● Task instructions:
Write out all lines holding the word "不计报酬".

start Available records

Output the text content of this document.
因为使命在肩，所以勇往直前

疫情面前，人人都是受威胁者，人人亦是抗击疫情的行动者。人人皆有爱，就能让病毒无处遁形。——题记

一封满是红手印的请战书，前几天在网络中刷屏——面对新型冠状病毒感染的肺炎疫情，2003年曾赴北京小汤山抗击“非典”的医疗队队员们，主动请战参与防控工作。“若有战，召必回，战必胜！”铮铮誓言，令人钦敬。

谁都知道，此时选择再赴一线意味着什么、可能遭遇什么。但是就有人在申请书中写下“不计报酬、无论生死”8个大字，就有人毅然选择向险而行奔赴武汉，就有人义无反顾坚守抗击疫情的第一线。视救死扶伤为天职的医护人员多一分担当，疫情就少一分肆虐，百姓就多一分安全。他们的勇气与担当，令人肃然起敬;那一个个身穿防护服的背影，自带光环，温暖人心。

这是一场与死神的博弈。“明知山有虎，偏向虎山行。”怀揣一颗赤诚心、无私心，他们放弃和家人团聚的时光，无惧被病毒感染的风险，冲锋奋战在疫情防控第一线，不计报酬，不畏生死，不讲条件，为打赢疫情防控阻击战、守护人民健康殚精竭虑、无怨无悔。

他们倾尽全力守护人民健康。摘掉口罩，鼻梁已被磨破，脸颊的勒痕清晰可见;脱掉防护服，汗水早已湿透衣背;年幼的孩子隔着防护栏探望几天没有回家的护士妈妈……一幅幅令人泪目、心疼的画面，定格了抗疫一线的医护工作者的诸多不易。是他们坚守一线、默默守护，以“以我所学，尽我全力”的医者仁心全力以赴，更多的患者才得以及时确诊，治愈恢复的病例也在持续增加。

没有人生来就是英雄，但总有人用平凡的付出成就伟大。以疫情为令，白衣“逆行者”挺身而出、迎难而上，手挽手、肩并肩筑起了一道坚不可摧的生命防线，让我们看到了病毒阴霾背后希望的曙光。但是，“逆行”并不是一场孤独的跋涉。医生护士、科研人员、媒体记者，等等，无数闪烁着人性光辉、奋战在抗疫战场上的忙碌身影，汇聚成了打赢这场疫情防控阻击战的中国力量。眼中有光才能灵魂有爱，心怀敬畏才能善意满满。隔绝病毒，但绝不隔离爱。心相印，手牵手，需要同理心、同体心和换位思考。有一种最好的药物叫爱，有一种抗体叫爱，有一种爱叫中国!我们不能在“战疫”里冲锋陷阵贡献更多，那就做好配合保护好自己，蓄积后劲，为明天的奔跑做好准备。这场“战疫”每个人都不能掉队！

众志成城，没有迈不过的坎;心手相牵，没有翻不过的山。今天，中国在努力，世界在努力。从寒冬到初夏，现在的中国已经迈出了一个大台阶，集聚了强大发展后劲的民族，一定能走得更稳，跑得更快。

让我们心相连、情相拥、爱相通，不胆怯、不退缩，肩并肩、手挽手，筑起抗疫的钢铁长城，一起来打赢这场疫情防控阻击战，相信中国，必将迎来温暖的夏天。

end Available records

● Solution to this problem:
谁都知道，此时选择再赴一线意味着什么、可能遭遇什么。但是就有人在申请书中写下“不计报酬、无论生死”8个大字，就有人毅然选择向险而行奔赴武汉，就有人义无反顾坚守抗击疫情的第一线。视救死扶伤为天职的医护人员多一分担当，疫情就少一分肆虐，百姓就多一分安全。他们的勇气与担当，令人肃然起敬;那一个个身穿防护服的背影，自带光环，温暖人心。
这是一场与死神的博弈。“明知山有虎，偏向虎山行。”怀揣一颗赤诚心、无私心，他们放弃和家人团聚的时光，无惧被病毒感染的风险，冲锋奋战在疫情防控第一线，不计报酬，不畏生死，不讲条件，为打赢疫情防控阻击战、守护人民健康殚精竭虑、无怨无悔。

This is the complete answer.